* **Aim of the task**
Go through the lines below and copy each one that holds the string "nearly".

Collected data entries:

* * * *

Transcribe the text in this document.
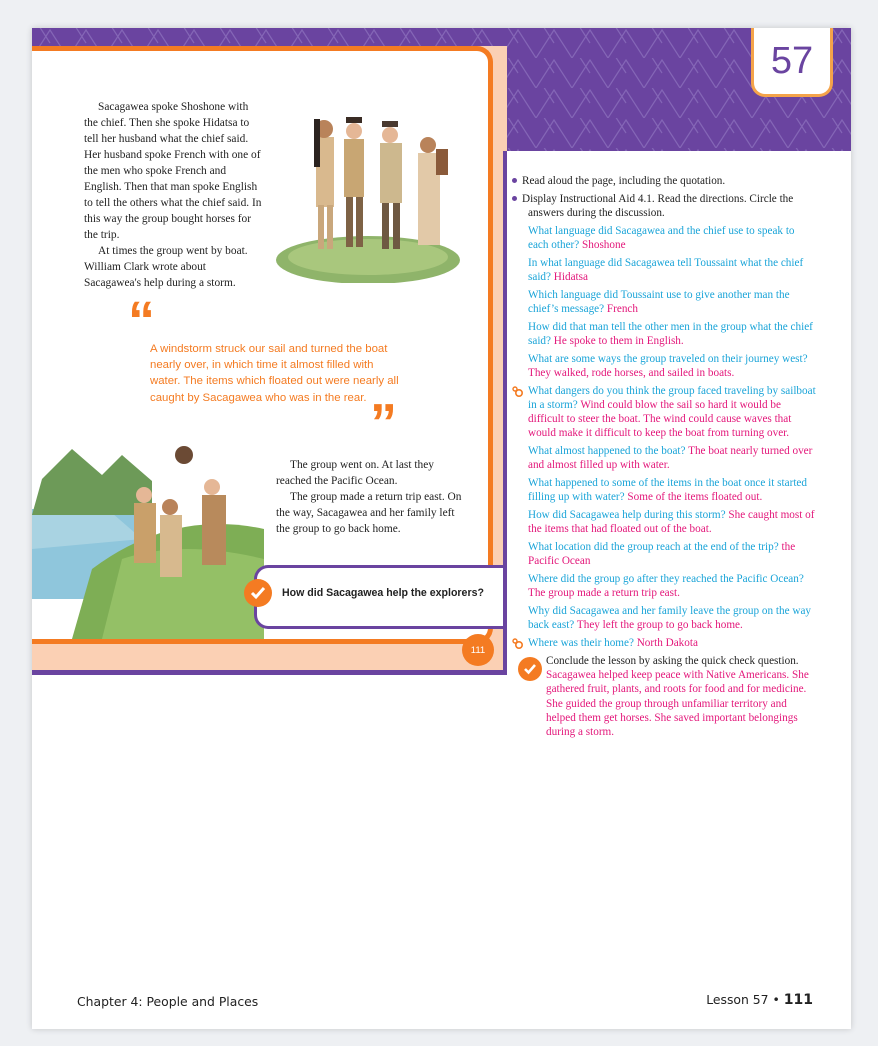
57

Sacagawea spoke Shoshone with the chief. Then she spoke Hidatsa to tell her husband what the chief said. Her husband spoke French with one of the men who spoke French and English. Then that man spoke English to tell the others what the chief said. In this way the group bought horses for the trip.

At times the group went by boat. William Clark wrote about Sacagawea's help during a storm.

“
A windstorm struck our sail and turned the boat nearly over, in which time it almost filled with water. The items which floated out were nearly all caught by Sacagawea who was in the rear. ”

The group went on. At last they reached the Pacific Ocean.

The group made a return trip east. On the way, Sacagawea and her family left the group to go back home.

How did Sacagawea help the explorers?
111
Read aloud the page, including the quotation.
Display Instructional Aid 4.1. Read the directions. Circle the answers during the discussion.
What language did Sacagawea and the chief use to speak to each other? Shoshone
In what language did Sacagawea tell Toussaint what the chief said? Hidatsa
Which language did Toussaint use to give another man the chief’s message? French
How did that man tell the other men in the group what the chief said? He spoke to them in English.
What are some ways the group traveled on their journey west? They walked, rode horses, and sailed in boats.
What dangers do you think the group faced traveling by sailboat in a storm? Wind could blow the sail so hard it would be difficult to steer the boat. The wind could cause waves that would make it difficult to keep the boat from turning over.
What almost happened to the boat? The boat nearly turned over and almost filled up with water.
What happened to some of the items in the boat once it started filling up with water? Some of the items floated out.
How did Sacagawea help during this storm? She caught most of the items that had floated out of the boat.
What location did the group reach at the end of the trip? the Pacific Ocean
Where did the group go after they reached the Pacific Ocean? The group made a return trip east.
Why did Sacagawea and her family leave the group on the way back east? They left the group to go back home.
Where was their home? North Dakota
Conclude the lesson by asking the quick check question. Sacagawea helped keep peace with Native Americans. She gathered fruit, plants, and roots for food and for medicine. She guided the group through unfamiliar territory and helped them get horses. She saved important belongings during a storm.
Chapter 4: People and Places	Lesson 57 • 111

* * * *

* **Response to this exercise**
A windstorm struck our sail and turned the boat nearly over, in which time it almost filled with water. The items which floated out were nearly all caught by Sacagawea who was in the rear. ”
What almost happened to the boat? The boat nearly turned over and almost filled up with water.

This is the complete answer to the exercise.